[BRIEF]
Every line below that contains "mstruct" is to be copied.

[MATERIAL SUPPLIED]

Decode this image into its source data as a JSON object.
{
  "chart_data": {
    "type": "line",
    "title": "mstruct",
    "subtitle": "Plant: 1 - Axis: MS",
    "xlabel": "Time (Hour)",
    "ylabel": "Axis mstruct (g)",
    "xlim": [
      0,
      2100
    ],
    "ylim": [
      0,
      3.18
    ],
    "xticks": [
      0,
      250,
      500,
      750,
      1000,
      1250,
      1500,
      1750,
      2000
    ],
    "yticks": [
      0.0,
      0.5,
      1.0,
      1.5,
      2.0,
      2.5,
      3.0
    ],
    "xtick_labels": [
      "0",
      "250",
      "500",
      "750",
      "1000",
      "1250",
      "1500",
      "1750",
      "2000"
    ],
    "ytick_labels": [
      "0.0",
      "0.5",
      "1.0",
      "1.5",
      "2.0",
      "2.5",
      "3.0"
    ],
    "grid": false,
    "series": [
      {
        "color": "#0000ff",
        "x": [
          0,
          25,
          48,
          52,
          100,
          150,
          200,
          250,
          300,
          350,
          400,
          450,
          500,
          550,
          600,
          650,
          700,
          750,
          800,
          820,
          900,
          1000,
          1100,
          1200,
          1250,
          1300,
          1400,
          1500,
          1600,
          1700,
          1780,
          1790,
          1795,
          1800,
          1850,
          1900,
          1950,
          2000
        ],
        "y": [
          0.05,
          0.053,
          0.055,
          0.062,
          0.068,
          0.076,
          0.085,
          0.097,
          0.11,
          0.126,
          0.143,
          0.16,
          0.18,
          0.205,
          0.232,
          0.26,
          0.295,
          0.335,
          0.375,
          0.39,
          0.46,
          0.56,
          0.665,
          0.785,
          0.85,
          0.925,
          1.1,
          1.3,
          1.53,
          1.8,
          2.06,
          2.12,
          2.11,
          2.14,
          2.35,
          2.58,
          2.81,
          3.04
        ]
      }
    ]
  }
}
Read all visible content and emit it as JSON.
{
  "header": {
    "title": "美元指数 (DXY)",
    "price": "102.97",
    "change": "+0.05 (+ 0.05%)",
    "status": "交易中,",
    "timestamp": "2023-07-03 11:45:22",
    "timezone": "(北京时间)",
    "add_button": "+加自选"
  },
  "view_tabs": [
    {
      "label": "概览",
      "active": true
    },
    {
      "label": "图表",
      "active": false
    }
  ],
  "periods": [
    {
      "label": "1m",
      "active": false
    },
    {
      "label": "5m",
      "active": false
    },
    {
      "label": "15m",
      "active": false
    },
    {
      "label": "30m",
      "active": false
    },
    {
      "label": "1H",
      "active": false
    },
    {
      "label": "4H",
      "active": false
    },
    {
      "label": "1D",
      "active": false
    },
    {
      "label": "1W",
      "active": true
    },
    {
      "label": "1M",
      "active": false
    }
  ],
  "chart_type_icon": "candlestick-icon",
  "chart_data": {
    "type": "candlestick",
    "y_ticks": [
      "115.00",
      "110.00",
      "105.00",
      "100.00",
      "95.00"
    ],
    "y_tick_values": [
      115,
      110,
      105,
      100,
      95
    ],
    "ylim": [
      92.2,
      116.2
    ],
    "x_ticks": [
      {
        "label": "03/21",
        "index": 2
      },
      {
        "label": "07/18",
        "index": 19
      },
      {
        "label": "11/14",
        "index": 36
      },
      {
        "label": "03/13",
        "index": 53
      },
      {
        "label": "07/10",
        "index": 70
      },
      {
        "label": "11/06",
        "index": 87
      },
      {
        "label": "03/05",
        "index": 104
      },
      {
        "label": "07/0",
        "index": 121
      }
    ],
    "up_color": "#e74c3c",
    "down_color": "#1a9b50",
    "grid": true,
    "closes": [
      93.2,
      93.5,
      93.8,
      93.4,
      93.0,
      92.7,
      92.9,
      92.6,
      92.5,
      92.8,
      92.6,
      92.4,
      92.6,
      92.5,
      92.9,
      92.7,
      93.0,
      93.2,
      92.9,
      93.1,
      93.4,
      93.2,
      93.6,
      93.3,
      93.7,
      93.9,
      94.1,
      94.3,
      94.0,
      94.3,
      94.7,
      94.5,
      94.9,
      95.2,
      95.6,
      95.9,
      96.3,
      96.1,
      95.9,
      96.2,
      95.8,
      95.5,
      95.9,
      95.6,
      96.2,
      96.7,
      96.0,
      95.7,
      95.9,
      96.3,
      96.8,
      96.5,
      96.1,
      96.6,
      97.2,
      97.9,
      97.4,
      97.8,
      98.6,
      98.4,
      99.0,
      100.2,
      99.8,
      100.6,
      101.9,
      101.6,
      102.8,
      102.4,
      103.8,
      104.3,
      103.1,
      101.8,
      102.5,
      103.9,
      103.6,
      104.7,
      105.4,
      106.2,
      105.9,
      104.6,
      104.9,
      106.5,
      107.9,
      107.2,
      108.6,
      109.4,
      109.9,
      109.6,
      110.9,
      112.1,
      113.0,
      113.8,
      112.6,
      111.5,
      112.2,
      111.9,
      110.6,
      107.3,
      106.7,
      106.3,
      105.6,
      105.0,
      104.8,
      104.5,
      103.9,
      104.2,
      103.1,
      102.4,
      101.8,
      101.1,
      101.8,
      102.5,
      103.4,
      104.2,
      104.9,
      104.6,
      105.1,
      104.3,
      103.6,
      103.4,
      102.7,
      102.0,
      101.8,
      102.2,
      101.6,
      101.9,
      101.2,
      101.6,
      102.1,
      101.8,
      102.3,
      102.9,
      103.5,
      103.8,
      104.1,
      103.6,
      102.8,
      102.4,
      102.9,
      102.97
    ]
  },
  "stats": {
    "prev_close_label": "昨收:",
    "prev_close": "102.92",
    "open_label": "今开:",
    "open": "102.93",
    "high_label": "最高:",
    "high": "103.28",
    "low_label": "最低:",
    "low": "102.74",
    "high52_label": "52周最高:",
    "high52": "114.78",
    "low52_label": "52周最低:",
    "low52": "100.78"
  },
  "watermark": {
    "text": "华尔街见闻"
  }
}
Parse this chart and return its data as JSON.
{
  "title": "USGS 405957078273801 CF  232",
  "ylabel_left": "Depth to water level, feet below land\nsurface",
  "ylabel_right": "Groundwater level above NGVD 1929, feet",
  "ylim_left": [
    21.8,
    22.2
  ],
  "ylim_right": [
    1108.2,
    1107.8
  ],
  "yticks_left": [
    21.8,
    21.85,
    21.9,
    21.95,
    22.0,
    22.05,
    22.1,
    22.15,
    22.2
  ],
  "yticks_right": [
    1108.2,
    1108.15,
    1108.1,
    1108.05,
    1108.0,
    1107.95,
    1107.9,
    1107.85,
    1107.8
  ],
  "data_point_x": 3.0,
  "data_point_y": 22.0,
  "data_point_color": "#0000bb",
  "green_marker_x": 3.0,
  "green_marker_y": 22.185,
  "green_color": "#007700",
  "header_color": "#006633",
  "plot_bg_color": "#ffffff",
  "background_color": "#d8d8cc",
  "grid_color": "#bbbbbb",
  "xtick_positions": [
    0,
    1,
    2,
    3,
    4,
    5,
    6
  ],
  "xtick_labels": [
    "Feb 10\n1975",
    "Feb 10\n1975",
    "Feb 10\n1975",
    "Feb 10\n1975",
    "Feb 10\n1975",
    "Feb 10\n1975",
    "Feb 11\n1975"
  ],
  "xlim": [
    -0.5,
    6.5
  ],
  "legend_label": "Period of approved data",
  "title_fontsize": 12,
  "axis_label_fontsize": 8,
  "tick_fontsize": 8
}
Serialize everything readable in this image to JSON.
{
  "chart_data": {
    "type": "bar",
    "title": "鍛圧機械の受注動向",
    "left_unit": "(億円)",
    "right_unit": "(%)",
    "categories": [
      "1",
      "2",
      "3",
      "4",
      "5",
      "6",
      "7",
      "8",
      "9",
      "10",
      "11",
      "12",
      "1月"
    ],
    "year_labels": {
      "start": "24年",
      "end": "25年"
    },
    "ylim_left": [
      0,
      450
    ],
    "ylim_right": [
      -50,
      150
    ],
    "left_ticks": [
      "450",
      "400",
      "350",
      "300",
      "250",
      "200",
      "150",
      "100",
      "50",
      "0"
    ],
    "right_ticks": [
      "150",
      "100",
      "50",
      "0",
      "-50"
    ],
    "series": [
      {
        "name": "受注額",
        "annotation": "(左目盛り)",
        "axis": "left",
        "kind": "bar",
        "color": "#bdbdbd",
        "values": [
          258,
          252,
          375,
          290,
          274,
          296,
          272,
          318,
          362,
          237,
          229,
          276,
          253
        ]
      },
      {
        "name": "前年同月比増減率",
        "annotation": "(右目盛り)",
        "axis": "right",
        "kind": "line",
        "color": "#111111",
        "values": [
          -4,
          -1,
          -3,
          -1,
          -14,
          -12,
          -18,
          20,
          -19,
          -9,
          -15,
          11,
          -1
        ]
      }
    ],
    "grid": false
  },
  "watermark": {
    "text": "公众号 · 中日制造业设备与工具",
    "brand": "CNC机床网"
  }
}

[EXERCISE RESPONSE]
    "title": "mstruct",
    "ylabel": "Axis mstruct (g)",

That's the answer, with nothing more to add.